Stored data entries

***

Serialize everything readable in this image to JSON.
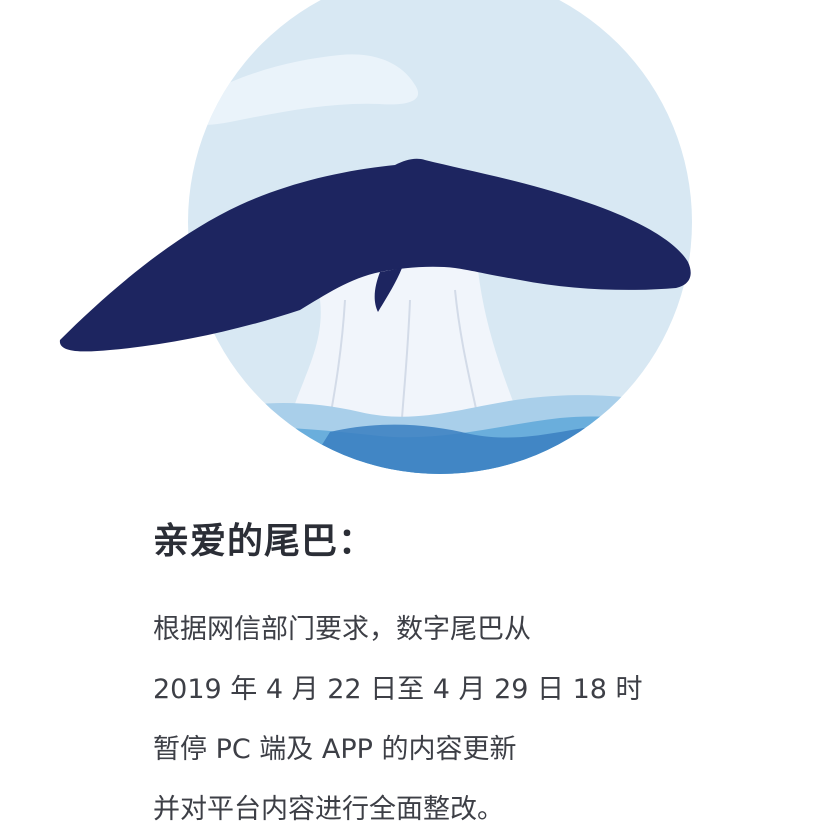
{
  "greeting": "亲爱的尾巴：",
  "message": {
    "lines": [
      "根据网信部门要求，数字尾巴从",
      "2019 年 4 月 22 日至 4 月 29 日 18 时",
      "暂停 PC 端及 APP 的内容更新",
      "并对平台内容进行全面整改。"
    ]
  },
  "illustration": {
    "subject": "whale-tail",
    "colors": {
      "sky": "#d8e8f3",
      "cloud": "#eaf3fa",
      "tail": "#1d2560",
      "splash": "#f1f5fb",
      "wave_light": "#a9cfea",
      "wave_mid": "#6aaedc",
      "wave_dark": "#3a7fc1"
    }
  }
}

***

▶ [Written request]: Using the material above, set down every line exactly, but skip the pictures.

▶ [Expected answer]:
Serialize everything readable in this image to JSON.
{
  "greeting": "亲爱的尾巴：",
  "message": {
    "lines": [
      "根据网信部门要求，数字尾巴从",
      "2019 年 4 月 22 日至 4 月 29 日 18 时",
      "暂停 PC 端及 APP 的内容更新",
      "并对平台内容进行全面整改。"
    ]
  },
  "illustration": {
    "subject": "whale-tail",
    "colors": {
      "sky": "#d8e8f3",
      "cloud": "#eaf3fa",
      "tail": "#1d2560",
      "splash": "#f1f5fb",
      "wave_light": "#a9cfea",
      "wave_mid": "#6aaedc",
      "wave_dark": "#3a7fc1"
    }
  }
}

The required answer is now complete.